WHAT YOU HAVE TO DO. Return the number of lines in which the word "JSON" appears; add nothing else.

PROVIDED INFORMATION.
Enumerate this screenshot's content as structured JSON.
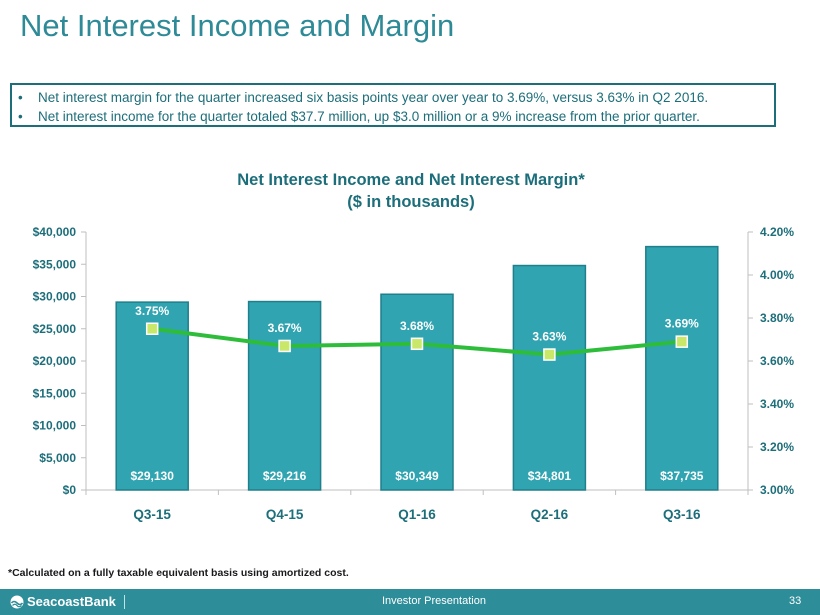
{
  "page": {
    "title": "Net Interest Income and Margin",
    "bullets": [
      "Net interest margin for the quarter increased six basis points year over year to 3.69%, versus 3.63% in Q2 2016.",
      "Net interest income for the quarter totaled $37.7 million, up $3.0 million or a 9% increase from the prior quarter."
    ],
    "footnote": "*Calculated on a fully taxable equivalent basis using amortized cost."
  },
  "footer": {
    "brand": "SeacoastBank",
    "label": "Investor Presentation",
    "page_number": "33"
  },
  "colors": {
    "title": "#2e8a97",
    "bar": "#30a4b1",
    "bar_edge": "#1f7f8b",
    "line": "#2ebd3b",
    "marker": "#c9e86a",
    "footer": "#2d8d99"
  },
  "chart_data": {
    "type": "bar+line",
    "title": "Net Interest Income and Net Interest Margin*",
    "subtitle": "($ in thousands)",
    "categories": [
      "Q3-15",
      "Q4-15",
      "Q1-16",
      "Q2-16",
      "Q3-16"
    ],
    "series": [
      {
        "name": "Net Interest Income",
        "type": "bar",
        "axis": "left",
        "values": [
          29130,
          29216,
          30349,
          34801,
          37735
        ],
        "labels": [
          "$29,130",
          "$29,216",
          "$30,349",
          "$34,801",
          "$37,735"
        ]
      },
      {
        "name": "Net Interest Margin",
        "type": "line",
        "axis": "right",
        "values": [
          3.75,
          3.67,
          3.68,
          3.63,
          3.69
        ],
        "labels": [
          "3.75%",
          "3.67%",
          "3.68%",
          "3.63%",
          "3.69%"
        ]
      }
    ],
    "y_left": {
      "min": 0,
      "max": 40000,
      "ticks": [
        0,
        5000,
        10000,
        15000,
        20000,
        25000,
        30000,
        35000,
        40000
      ],
      "tick_labels": [
        "$0",
        "$5,000",
        "$10,000",
        "$15,000",
        "$20,000",
        "$25,000",
        "$30,000",
        "$35,000",
        "$40,000"
      ]
    },
    "y_right": {
      "min": 3.0,
      "max": 4.2,
      "ticks": [
        3.0,
        3.2,
        3.4,
        3.6,
        3.8,
        4.0,
        4.2
      ],
      "tick_labels": [
        "3.00%",
        "3.20%",
        "3.40%",
        "3.60%",
        "3.80%",
        "4.00%",
        "4.20%"
      ]
    },
    "grid": false,
    "legend": "none"
  }
}
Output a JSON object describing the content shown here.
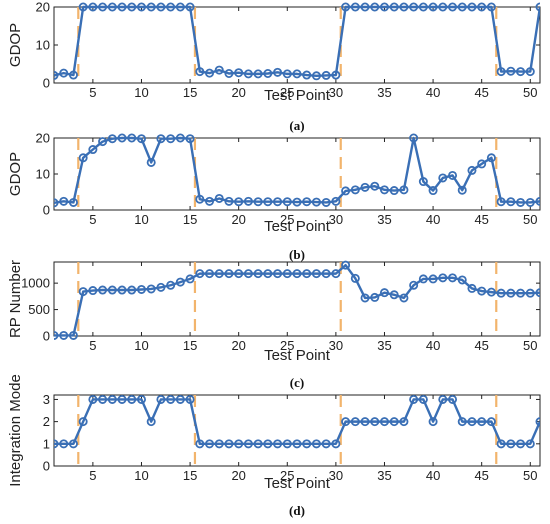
{
  "chart_data": [
    {
      "type": "line",
      "panel_label": "(a)",
      "xlabel": "Test Point",
      "ylabel": "GDOP",
      "xlim": [
        1,
        51
      ],
      "ylim": [
        0,
        20
      ],
      "xticks": [
        5,
        10,
        15,
        20,
        25,
        30,
        35,
        40,
        45,
        50
      ],
      "yticks": [
        0,
        10,
        20
      ],
      "vlines": [
        3.5,
        15.5,
        30.5,
        46.5
      ],
      "x": [
        1,
        2,
        3,
        4,
        5,
        6,
        7,
        8,
        9,
        10,
        11,
        12,
        13,
        14,
        15,
        16,
        17,
        18,
        19,
        20,
        21,
        22,
        23,
        24,
        25,
        26,
        27,
        28,
        29,
        30,
        31,
        32,
        33,
        34,
        35,
        36,
        37,
        38,
        39,
        40,
        41,
        42,
        43,
        44,
        45,
        46,
        47,
        48,
        49,
        50,
        51
      ],
      "values": [
        2,
        2.6,
        2.1,
        20,
        20,
        20,
        20,
        20,
        20,
        20,
        20,
        20,
        20,
        20,
        20,
        3,
        2.6,
        3.4,
        2.5,
        2.7,
        2.4,
        2.4,
        2.5,
        2.8,
        2.4,
        2.4,
        2.1,
        1.9,
        2,
        2.1,
        20,
        20,
        20,
        20,
        20,
        20,
        20,
        20,
        20,
        20,
        20,
        20,
        20,
        20,
        20,
        20,
        3,
        3.1,
        3,
        3,
        20
      ]
    },
    {
      "type": "line",
      "panel_label": "(b)",
      "xlabel": "Test Point",
      "ylabel": "GDOP",
      "xlim": [
        1,
        51
      ],
      "ylim": [
        0,
        20
      ],
      "xticks": [
        5,
        10,
        15,
        20,
        25,
        30,
        35,
        40,
        45,
        50
      ],
      "yticks": [
        0,
        10,
        20
      ],
      "vlines": [
        3.5,
        15.5,
        30.5,
        46.5
      ],
      "x": [
        1,
        2,
        3,
        4,
        5,
        6,
        7,
        8,
        9,
        10,
        11,
        12,
        13,
        14,
        15,
        16,
        17,
        18,
        19,
        20,
        21,
        22,
        23,
        24,
        25,
        26,
        27,
        28,
        29,
        30,
        31,
        32,
        33,
        34,
        35,
        36,
        37,
        38,
        39,
        40,
        41,
        42,
        43,
        44,
        45,
        46,
        47,
        48,
        49,
        50,
        51
      ],
      "values": [
        2,
        2.4,
        2.1,
        14.5,
        16.8,
        19,
        19.8,
        20,
        20,
        19.8,
        13.2,
        19.8,
        19.8,
        20,
        19.8,
        3,
        2.4,
        3.2,
        2.4,
        2.3,
        2.4,
        2.3,
        2.3,
        2.3,
        2.3,
        2.2,
        2.3,
        2.2,
        2.1,
        2.4,
        5.3,
        5.6,
        6.3,
        6.6,
        5.6,
        5.4,
        5.6,
        20,
        7.9,
        5.4,
        8.9,
        9.6,
        5.5,
        11,
        12.8,
        14.5,
        2.3,
        2.3,
        2.1,
        2.1,
        2.4
      ]
    },
    {
      "type": "line",
      "panel_label": "(c)",
      "xlabel": "Test Point",
      "ylabel": "RP Number",
      "xlim": [
        1,
        51
      ],
      "ylim": [
        0,
        1400
      ],
      "xticks": [
        5,
        10,
        15,
        20,
        25,
        30,
        35,
        40,
        45,
        50
      ],
      "yticks": [
        0,
        500,
        1000
      ],
      "vlines": [
        3.5,
        15.5,
        30.5,
        46.5
      ],
      "x": [
        1,
        2,
        3,
        4,
        5,
        6,
        7,
        8,
        9,
        10,
        11,
        12,
        13,
        14,
        15,
        16,
        17,
        18,
        19,
        20,
        21,
        22,
        23,
        24,
        25,
        26,
        27,
        28,
        29,
        30,
        31,
        32,
        33,
        34,
        35,
        36,
        37,
        38,
        39,
        40,
        41,
        42,
        43,
        44,
        45,
        46,
        47,
        48,
        49,
        50,
        51
      ],
      "values": [
        10,
        10,
        10,
        840,
        860,
        870,
        870,
        870,
        870,
        880,
        890,
        920,
        960,
        1020,
        1080,
        1180,
        1180,
        1180,
        1180,
        1180,
        1180,
        1180,
        1180,
        1180,
        1180,
        1180,
        1180,
        1180,
        1180,
        1180,
        1340,
        1090,
        720,
        730,
        820,
        780,
        720,
        960,
        1080,
        1080,
        1100,
        1100,
        1060,
        900,
        850,
        830,
        810,
        810,
        810,
        810,
        820
      ]
    },
    {
      "type": "line",
      "panel_label": "(d)",
      "xlabel": "Test Point",
      "ylabel": "Integration Mode",
      "xlim": [
        1,
        51
      ],
      "ylim": [
        0,
        3.2
      ],
      "xticks": [
        5,
        10,
        15,
        20,
        25,
        30,
        35,
        40,
        45,
        50
      ],
      "yticks": [
        0,
        1,
        2,
        3
      ],
      "vlines": [
        3.5,
        15.5,
        30.5,
        46.5
      ],
      "x": [
        1,
        2,
        3,
        4,
        5,
        6,
        7,
        8,
        9,
        10,
        11,
        12,
        13,
        14,
        15,
        16,
        17,
        18,
        19,
        20,
        21,
        22,
        23,
        24,
        25,
        26,
        27,
        28,
        29,
        30,
        31,
        32,
        33,
        34,
        35,
        36,
        37,
        38,
        39,
        40,
        41,
        42,
        43,
        44,
        45,
        46,
        47,
        48,
        49,
        50,
        51
      ],
      "values": [
        1,
        1,
        1,
        2,
        3,
        3,
        3,
        3,
        3,
        3,
        2,
        3,
        3,
        3,
        3,
        1,
        1,
        1,
        1,
        1,
        1,
        1,
        1,
        1,
        1,
        1,
        1,
        1,
        1,
        1,
        2,
        2,
        2,
        2,
        2,
        2,
        2,
        3,
        3,
        2,
        3,
        3,
        2,
        2,
        2,
        2,
        1,
        1,
        1,
        1,
        2
      ]
    }
  ],
  "style": {
    "line_color": "#3a6fb5",
    "vline_color": "#f2b46c"
  }
}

SOLUTION. 2